Passage provided
━━━━━━
Emetephobia, God and the Death of self.

You may be asking what the hell do the above three things have in common?

Well, I’ll try to explain as best I can.

I recently met with a wonderful friend of a friend, a man who has studied Taoism for his entire life, I guess you could call him a Taoist Master. Regardless of what you call him, he is a fascinating person.

We had a wonderful conversation about many things, but the thing that stuck with me most from our conversation is that when I had asked him, “Is there one piece of advice you could give that someone could take away from Taoism without having to study it for ones entire life?”. He looked at me straight in the eyes and said, “Look at the thing you would would least like to see”. In other words, deal with the issue that you’d least like to deal with and start with that.

I knew exactly what he was talking about….something I had not wanted to deal with my entire life.

I really didn’t think it was possible for me to overcome it, by this time in my life I had decided it was too big for me to overcome. This thing, was a fear, or more like a phobia. A phobia of vomiting, otherwise known as Emetephobia.

It started when I was little, I threw up once when I was about 6 years old, nothing out of the ordinary, and looking back on it…not a big deal, but for some reason my mind decided that this was the end of the world and I must never do this again. So I developed a phobia around it, avoiding it at all cost.

It made my life hell at times, if you’ve never had a phobia or a deep fear you cannot know what it’s like. It’s like there is no hope. I would’ve rather die, than throw up.

And when I was a kid, It was so bad that I felt like I did not want to NOT have this fear, because then I might throw up, and that would be horrible. Can you explain the logic there? Cause I sure can’t.

Anyway, as I grew up, fortunately I got a lot better and it really only bothered me when being exposed to someone throwing up or hearing that someone was sick.

“Look at the thing you would would least like to see”, it kept going through my mind….I thought, maybe, just maybe I could attempt to look in that direction, maybe just dip my toes in the water?

So I decided to reach out to a friend of mine who had told me that her ex-boyfriend was one of the best councillors around, he wasn’t doing it professionally anymore, but that he knew his stuff. It just worked out that I was able to meet with him while I happened to be down in Vancouver.

I met with him at his small, dimly lit apartment….oh boy I had no idea what I was in for….

 

“Why are you afraid of throwing up?” He said.

“I dunno, maybe a lack of control…?” I said.

“When you fall off of your bike are you afraid then?” he asked.

“No…”
━━━━━━
Data supplied
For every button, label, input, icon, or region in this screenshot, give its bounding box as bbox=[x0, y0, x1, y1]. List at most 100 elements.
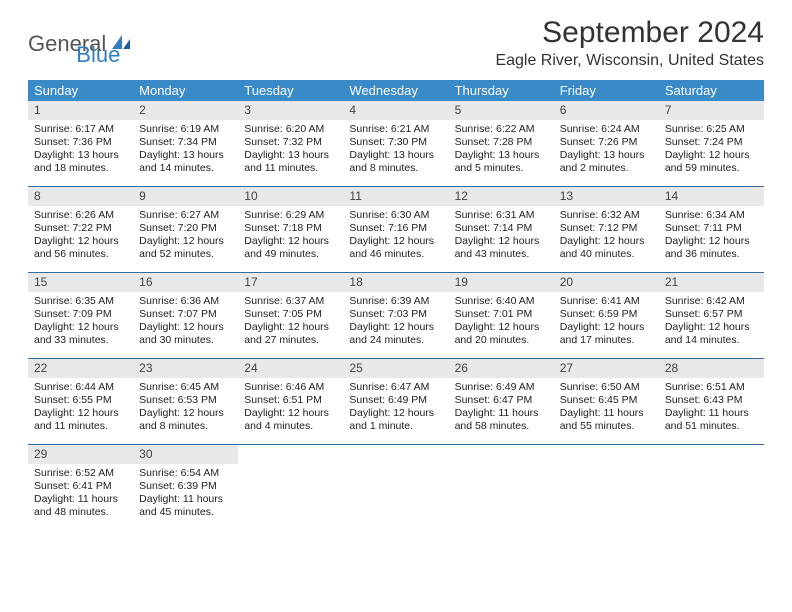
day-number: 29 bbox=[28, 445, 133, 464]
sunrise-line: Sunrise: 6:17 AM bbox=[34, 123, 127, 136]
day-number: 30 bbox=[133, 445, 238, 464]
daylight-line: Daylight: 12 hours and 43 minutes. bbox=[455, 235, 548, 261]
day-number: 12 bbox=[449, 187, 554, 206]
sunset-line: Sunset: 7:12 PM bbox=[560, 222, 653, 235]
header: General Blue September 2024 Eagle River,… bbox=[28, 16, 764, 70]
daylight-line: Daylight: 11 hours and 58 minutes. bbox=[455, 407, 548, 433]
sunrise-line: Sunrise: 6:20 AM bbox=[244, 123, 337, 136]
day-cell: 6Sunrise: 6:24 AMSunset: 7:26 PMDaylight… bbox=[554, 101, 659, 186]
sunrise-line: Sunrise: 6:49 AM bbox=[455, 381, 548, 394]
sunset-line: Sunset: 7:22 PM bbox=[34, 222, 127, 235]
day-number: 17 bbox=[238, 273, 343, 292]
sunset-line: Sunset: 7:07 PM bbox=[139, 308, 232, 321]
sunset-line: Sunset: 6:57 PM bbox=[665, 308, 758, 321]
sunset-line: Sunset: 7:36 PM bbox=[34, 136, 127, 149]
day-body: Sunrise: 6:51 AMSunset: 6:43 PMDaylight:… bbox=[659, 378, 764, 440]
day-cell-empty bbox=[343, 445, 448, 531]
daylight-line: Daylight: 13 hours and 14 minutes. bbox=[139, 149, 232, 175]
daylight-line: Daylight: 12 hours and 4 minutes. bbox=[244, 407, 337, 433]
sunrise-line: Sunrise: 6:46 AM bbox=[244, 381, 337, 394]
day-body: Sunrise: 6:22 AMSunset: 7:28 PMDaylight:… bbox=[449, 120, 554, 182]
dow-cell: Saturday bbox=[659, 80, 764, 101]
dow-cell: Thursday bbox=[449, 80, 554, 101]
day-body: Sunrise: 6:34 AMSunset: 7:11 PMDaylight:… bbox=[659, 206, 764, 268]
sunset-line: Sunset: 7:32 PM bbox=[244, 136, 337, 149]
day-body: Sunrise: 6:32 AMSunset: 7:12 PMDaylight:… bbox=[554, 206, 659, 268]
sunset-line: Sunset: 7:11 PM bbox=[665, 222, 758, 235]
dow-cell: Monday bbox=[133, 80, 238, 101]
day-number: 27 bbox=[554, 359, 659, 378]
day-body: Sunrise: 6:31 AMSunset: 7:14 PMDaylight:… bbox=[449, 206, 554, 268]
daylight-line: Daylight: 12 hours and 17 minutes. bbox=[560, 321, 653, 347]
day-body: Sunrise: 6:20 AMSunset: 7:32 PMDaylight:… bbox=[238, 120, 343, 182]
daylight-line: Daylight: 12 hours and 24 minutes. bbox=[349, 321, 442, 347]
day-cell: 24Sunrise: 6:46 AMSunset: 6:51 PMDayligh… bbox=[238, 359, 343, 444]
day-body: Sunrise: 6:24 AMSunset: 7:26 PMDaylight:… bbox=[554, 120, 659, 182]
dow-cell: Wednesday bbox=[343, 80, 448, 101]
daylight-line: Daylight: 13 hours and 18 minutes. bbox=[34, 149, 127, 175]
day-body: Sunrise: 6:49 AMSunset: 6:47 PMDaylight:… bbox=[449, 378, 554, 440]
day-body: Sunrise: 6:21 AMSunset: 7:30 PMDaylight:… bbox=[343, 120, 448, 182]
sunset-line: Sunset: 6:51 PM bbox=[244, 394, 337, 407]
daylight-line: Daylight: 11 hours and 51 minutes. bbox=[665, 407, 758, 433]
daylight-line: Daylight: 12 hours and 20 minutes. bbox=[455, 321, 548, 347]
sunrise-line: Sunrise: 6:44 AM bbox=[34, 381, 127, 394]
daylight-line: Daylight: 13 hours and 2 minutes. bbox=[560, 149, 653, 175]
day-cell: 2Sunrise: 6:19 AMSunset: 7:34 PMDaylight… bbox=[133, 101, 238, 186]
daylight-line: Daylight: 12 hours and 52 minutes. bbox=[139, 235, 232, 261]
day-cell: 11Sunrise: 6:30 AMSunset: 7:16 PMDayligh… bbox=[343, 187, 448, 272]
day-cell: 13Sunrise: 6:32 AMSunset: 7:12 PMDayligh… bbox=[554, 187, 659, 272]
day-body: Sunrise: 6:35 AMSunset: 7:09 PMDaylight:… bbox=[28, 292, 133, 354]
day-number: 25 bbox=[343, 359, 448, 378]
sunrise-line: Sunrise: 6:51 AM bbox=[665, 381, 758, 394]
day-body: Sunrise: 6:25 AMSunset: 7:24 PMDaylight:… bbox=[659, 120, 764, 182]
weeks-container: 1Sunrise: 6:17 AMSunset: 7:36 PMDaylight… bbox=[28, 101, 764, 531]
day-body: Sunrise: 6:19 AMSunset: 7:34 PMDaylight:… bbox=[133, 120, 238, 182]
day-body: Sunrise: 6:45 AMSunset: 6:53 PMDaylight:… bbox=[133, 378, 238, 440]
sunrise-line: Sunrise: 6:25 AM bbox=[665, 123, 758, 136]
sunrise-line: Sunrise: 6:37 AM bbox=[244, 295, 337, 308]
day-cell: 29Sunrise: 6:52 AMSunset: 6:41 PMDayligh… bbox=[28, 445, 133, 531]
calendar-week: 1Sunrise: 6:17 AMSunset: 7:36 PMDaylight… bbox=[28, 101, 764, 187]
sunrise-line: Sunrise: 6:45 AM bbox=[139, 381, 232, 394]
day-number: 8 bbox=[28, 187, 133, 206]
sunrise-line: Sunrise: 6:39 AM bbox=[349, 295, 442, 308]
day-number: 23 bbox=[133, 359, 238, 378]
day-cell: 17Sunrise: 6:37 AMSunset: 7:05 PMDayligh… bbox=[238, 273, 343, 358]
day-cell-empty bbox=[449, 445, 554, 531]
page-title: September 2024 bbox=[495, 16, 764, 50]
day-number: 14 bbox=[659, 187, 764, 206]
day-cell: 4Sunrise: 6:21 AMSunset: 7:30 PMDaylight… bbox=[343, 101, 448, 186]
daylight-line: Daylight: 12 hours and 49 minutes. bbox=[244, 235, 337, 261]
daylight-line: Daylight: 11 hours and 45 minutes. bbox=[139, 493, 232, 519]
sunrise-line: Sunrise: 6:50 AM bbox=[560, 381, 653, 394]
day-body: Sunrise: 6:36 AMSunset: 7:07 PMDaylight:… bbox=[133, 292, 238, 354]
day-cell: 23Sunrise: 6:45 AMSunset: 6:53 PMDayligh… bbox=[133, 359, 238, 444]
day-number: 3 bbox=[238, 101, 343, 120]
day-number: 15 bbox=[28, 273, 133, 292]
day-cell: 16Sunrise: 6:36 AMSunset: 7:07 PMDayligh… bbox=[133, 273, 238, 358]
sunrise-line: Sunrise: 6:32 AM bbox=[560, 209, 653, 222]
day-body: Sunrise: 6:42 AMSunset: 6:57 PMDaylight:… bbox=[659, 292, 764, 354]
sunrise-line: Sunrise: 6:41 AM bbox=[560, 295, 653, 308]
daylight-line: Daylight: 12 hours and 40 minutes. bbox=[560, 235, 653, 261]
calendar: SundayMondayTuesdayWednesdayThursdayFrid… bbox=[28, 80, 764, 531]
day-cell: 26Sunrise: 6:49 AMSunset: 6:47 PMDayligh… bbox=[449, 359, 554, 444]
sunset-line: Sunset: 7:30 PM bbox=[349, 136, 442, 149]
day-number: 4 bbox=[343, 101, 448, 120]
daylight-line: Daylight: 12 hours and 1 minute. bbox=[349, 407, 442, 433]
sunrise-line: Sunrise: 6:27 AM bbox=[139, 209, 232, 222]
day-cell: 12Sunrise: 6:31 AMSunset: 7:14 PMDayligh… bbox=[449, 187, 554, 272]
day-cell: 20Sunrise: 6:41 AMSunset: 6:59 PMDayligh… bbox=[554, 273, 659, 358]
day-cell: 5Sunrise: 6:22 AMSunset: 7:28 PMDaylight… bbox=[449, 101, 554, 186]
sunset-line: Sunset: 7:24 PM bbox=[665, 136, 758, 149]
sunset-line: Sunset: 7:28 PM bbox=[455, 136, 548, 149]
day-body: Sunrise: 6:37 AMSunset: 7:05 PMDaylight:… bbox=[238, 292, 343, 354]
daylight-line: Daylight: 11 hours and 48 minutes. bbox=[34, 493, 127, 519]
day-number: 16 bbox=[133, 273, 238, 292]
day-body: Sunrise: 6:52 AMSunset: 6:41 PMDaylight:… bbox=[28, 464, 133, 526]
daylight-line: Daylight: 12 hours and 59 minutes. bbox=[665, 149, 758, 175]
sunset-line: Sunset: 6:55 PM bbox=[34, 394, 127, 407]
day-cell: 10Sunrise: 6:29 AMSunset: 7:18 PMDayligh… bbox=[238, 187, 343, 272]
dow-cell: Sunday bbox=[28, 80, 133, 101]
━━━━━━
Tasks to perform
1. In the passage about emetephobia, how old was the writer when the childhood episode of throwing up happened?
2. Lay out as a numbered list everything in the listing from the line containing "day-number: 29 bbox=[28, 445, 133, 464]" down to the line containing "sunset-line: Sunset: 7:36", with both of those lines included and blank lines left out.

Exercise answers
1. About 6 years old.

2.
1. day-number: 29 bbox=[28, 445, 133, 464]
2. sunrise-line: Sunrise: 6:17 AM bbox=[34, 123, 127, 136]
3. day-number: 30 bbox=[133, 445, 238, 464]
4. daylight-line: Daylight: 12 hours and 43 minutes. bbox=[455, 235, 548, 261]
5. day-number: 12 bbox=[449, 187, 554, 206]
6. sunset-line: Sunset: 7:12 PM bbox=[560, 222, 653, 235]
7. header: General Blue September 2024 Eagle River,… bbox=[28, 16, 764, 70]
8. daylight-line: Daylight: 11 hours and 58 minutes. bbox=[455, 407, 548, 433]
9. sunrise-line: Sunrise: 6:20 AM bbox=[244, 123, 337, 136]
10. day-cell: 6Sunrise: 6:24 AMSunset: 7:26 PMDaylight… bbox=[554, 101, 659, 186]
11. sunrise-line: Sunrise: 6:49 AM bbox=[455, 381, 548, 394]
12. sunset-line: Sunset: 7:22 PM bbox=[34, 222, 127, 235]
13. day-number: 17 bbox=[238, 273, 343, 292]
14. sunset-line: Sunset: 7:07 PM bbox=[139, 308, 232, 321]
15. sunset-line: Sunset: 6:57 PM bbox=[665, 308, 758, 321]
16. sunset-line: Sunset: 7:36 PM bbox=[34, 136, 127, 149]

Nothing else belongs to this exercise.